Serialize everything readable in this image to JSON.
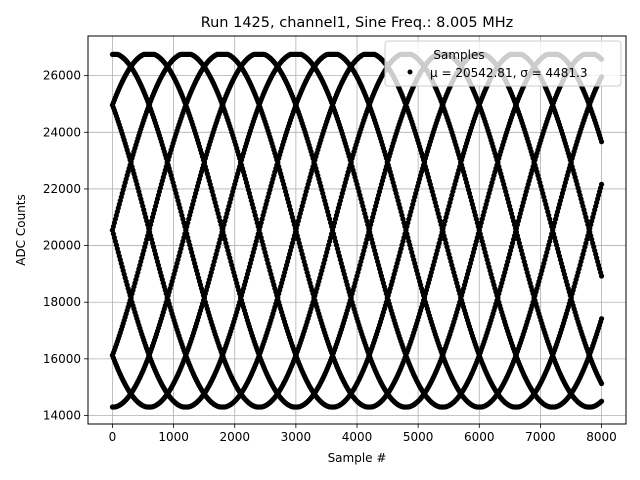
{
  "chart_data": {
    "type": "scatter",
    "title": "Run 1425, channel1, Sine Freq.: 8.005 MHz",
    "xlabel": "Sample #",
    "ylabel": "ADC Counts",
    "xlim": [
      -400,
      8400
    ],
    "ylim": [
      13700,
      27400
    ],
    "xticks": [
      0,
      1000,
      2000,
      3000,
      4000,
      5000,
      6000,
      7000,
      8000
    ],
    "yticks": [
      14000,
      16000,
      18000,
      20000,
      22000,
      24000,
      26000
    ],
    "grid": true,
    "legend": {
      "placement": "top-right",
      "title": "Samples",
      "label": "μ = 20542.81, σ = 4481.3"
    },
    "series": [
      {
        "marker_color": "#000000",
        "x_range": [
          0,
          8000
        ],
        "center": 20542.81,
        "amplitude": 6250,
        "clip": [
          14300,
          26750
        ],
        "cycle_length_samples": 4800,
        "phases_deg": [
          90,
          270,
          45,
          225,
          135,
          315,
          0,
          180
        ]
      }
    ]
  }
}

········

Written task ▸ Copy out all the records exactly, excluding pictures.

Solution to this exercise ▸
Serialize everything readable in this image to JSON.
{
  "chart_data": {
    "type": "scatter",
    "title": "Run 1425, channel1, Sine Freq.: 8.005 MHz",
    "xlabel": "Sample #",
    "ylabel": "ADC Counts",
    "xlim": [
      -400,
      8400
    ],
    "ylim": [
      13700,
      27400
    ],
    "xticks": [
      0,
      1000,
      2000,
      3000,
      4000,
      5000,
      6000,
      7000,
      8000
    ],
    "yticks": [
      14000,
      16000,
      18000,
      20000,
      22000,
      24000,
      26000
    ],
    "grid": true,
    "legend": {
      "placement": "top-right",
      "title": "Samples",
      "label": "μ = 20542.81, σ = 4481.3"
    },
    "series": [
      {
        "marker_color": "#000000",
        "x_range": [
          0,
          8000
        ],
        "center": 20542.81,
        "amplitude": 6250,
        "clip": [
          14300,
          26750
        ],
        "cycle_length_samples": 4800,
        "phases_deg": [
          90,
          270,
          45,
          225,
          135,
          315,
          0,
          180
        ]
      }
    ]
  }
}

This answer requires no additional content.